Supplied material:
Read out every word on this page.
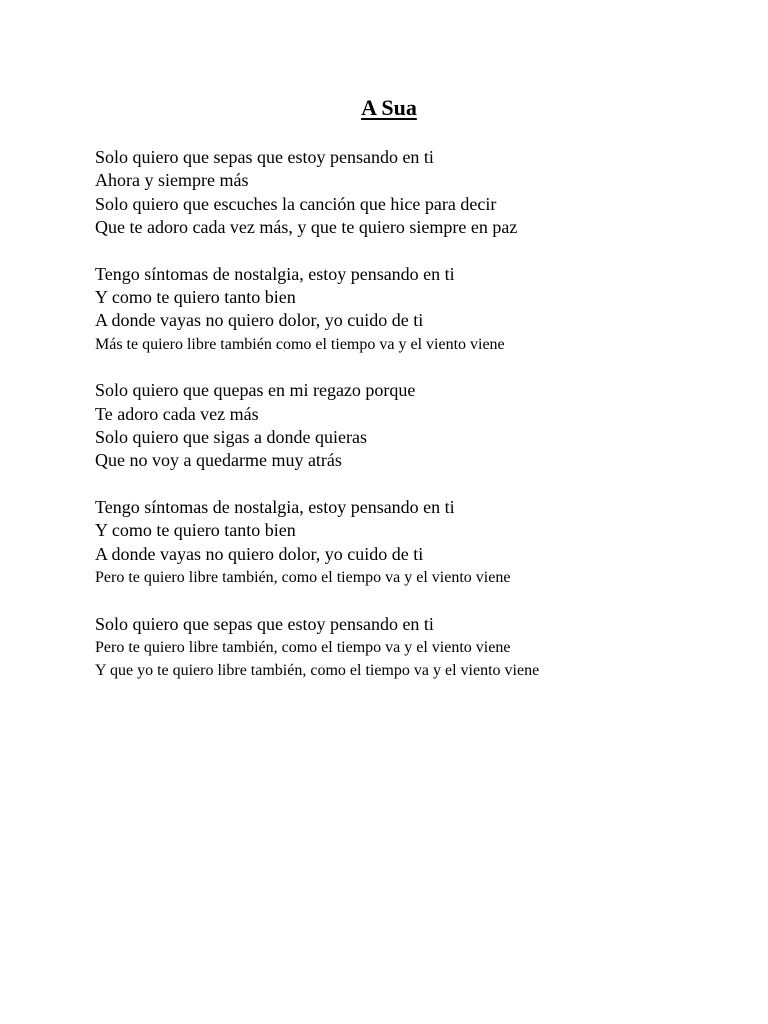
A Sua
Solo quiero que sepas que estoy pensando en ti
Ahora y siempre más
Solo quiero que escuches la canción que hice para decir
Que te adoro cada vez más, y que te quiero siempre en paz
Tengo síntomas de nostalgia, estoy pensando en ti
Y como te quiero tanto bien
A donde vayas no quiero dolor, yo cuido de ti
Más te quiero libre también como el tiempo va y el viento viene
Solo quiero que quepas en mi regazo porque
Te adoro cada vez más
Solo quiero que sigas a donde quieras
Que no voy a quedarme muy atrás
Tengo síntomas de nostalgia, estoy pensando en ti
Y como te quiero tanto bien
A donde vayas no quiero dolor, yo cuido de ti
Pero te quiero libre también, como el tiempo va y el viento viene
Solo quiero que sepas que estoy pensando en ti
Pero te quiero libre también, como el tiempo va y el viento viene
Y que yo te quiero libre también, como el tiempo va y el viento viene
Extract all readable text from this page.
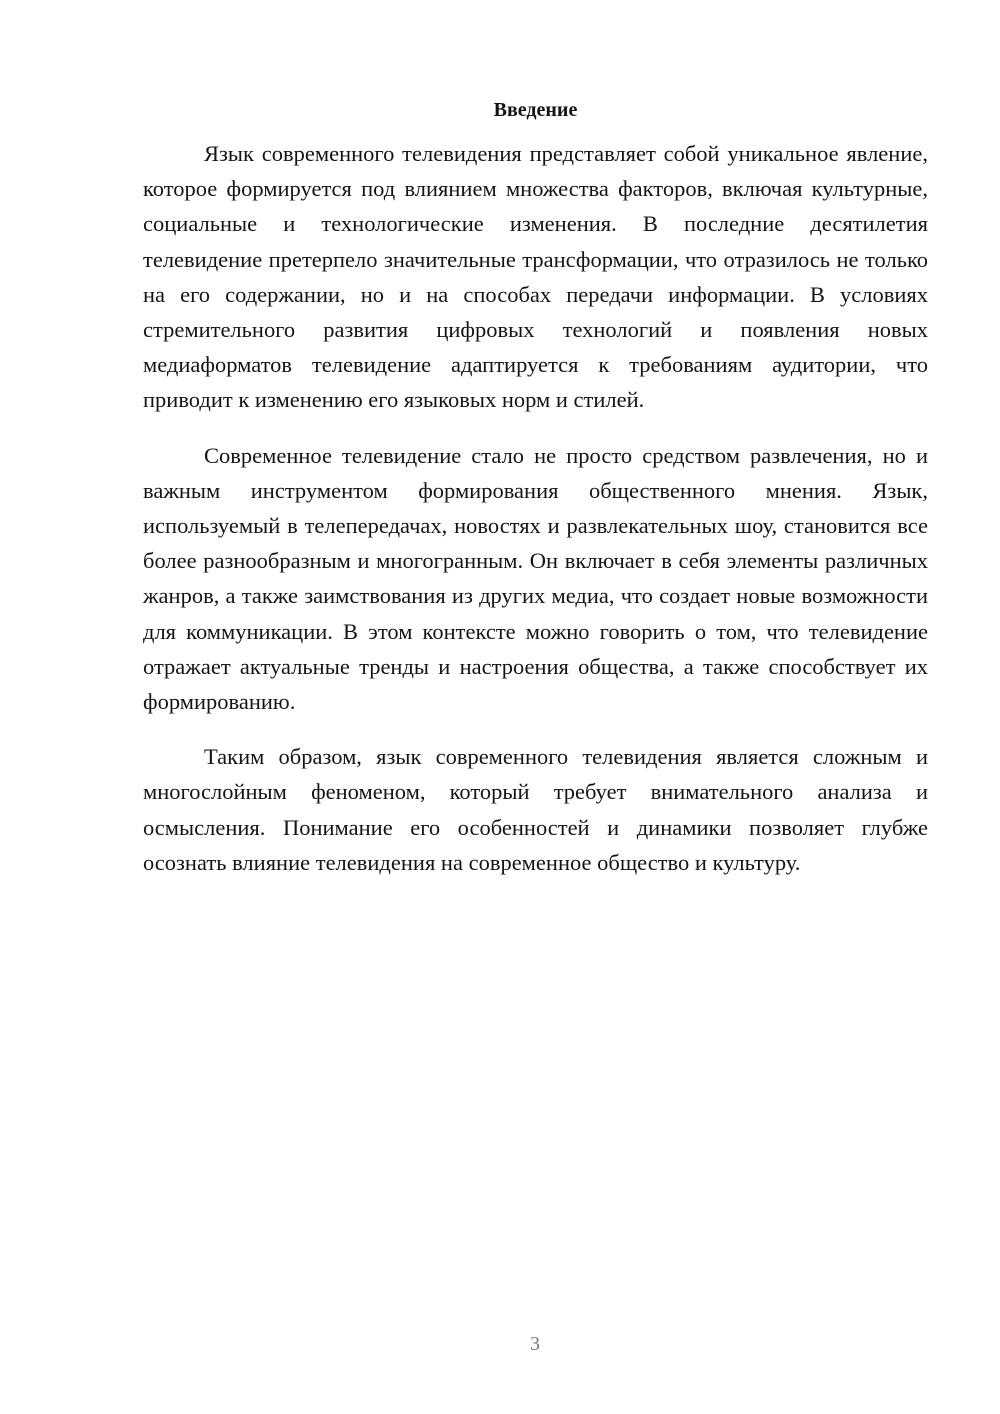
Введение

Язык современного телевидения представляет собой уникальное явление, которое формируется под влиянием множества факторов, включая культурные, социальные и технологические изменения. В последние десятилетия телевидение претерпело значительные трансформации, что отразилось не только на его содержании, но и на способах передачи информации. В условиях стремительного развития цифровых технологий и появления новых медиаформатов телевидение адаптируется к требованиям аудитории, что приводит к изменению его языковых норм и стилей.

Современное телевидение стало не просто средством развлечения, но и важным инструментом формирования общественного мнения. Язык, используемый в телепередачах, новостях и развлекательных шоу, становится все более разнообразным и многогранным. Он включает в себя элементы различных жанров, а также заимствования из других медиа, что создает новые возможности для коммуникации. В этом контексте можно говорить о том, что телевидение отражает актуальные тренды и настроения общества, а также способствует их формированию.

Таким образом, язык современного телевидения является сложным и многослойным феноменом, который требует внимательного анализа и осмысления. Понимание его особенностей и динамики позволяет глубже осознать влияние телевидения на современное общество и культуру.

3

Exercise instructions: Could you reproduce every record above exactly, leaving out the pictures?

Task response:
Read out every word on this page.
A Sua
Solo quiero que sepas que estoy pensando en ti
Ahora y siempre más
Solo quiero que escuches la canción que hice para decir
Que te adoro cada vez más, y que te quiero siempre en paz
Tengo síntomas de nostalgia, estoy pensando en ti
Y como te quiero tanto bien
A donde vayas no quiero dolor, yo cuido de ti
Más te quiero libre también como el tiempo va y el viento viene
Solo quiero que quepas en mi regazo porque
Te adoro cada vez más
Solo quiero que sigas a donde quieras
Que no voy a quedarme muy atrás
Tengo síntomas de nostalgia, estoy pensando en ti
Y como te quiero tanto bien
A donde vayas no quiero dolor, yo cuido de ti
Pero te quiero libre también, como el tiempo va y el viento viene
Solo quiero que sepas que estoy pensando en ti
Pero te quiero libre también, como el tiempo va y el viento viene
Y que yo te quiero libre también, como el tiempo va y el viento viene
Extract all readable text from this page.
Введение

Язык современного телевидения представляет собой уникальное явление, которое формируется под влиянием множества факторов, включая культурные, социальные и технологические изменения. В последние десятилетия телевидение претерпело значительные трансформации, что отразилось не только на его содержании, но и на способах передачи информации. В условиях стремительного развития цифровых технологий и появления новых медиаформатов телевидение адаптируется к требованиям аудитории, что приводит к изменению его языковых норм и стилей.

Современное телевидение стало не просто средством развлечения, но и важным инструментом формирования общественного мнения. Язык, используемый в телепередачах, новостях и развлекательных шоу, становится все более разнообразным и многогранным. Он включает в себя элементы различных жанров, а также заимствования из других медиа, что создает новые возможности для коммуникации. В этом контексте можно говорить о том, что телевидение отражает актуальные тренды и настроения общества, а также способствует их формированию.

Таким образом, язык современного телевидения является сложным и многослойным феноменом, который требует внимательного анализа и осмысления. Понимание его особенностей и динамики позволяет глубже осознать влияние телевидения на современное общество и культуру.

3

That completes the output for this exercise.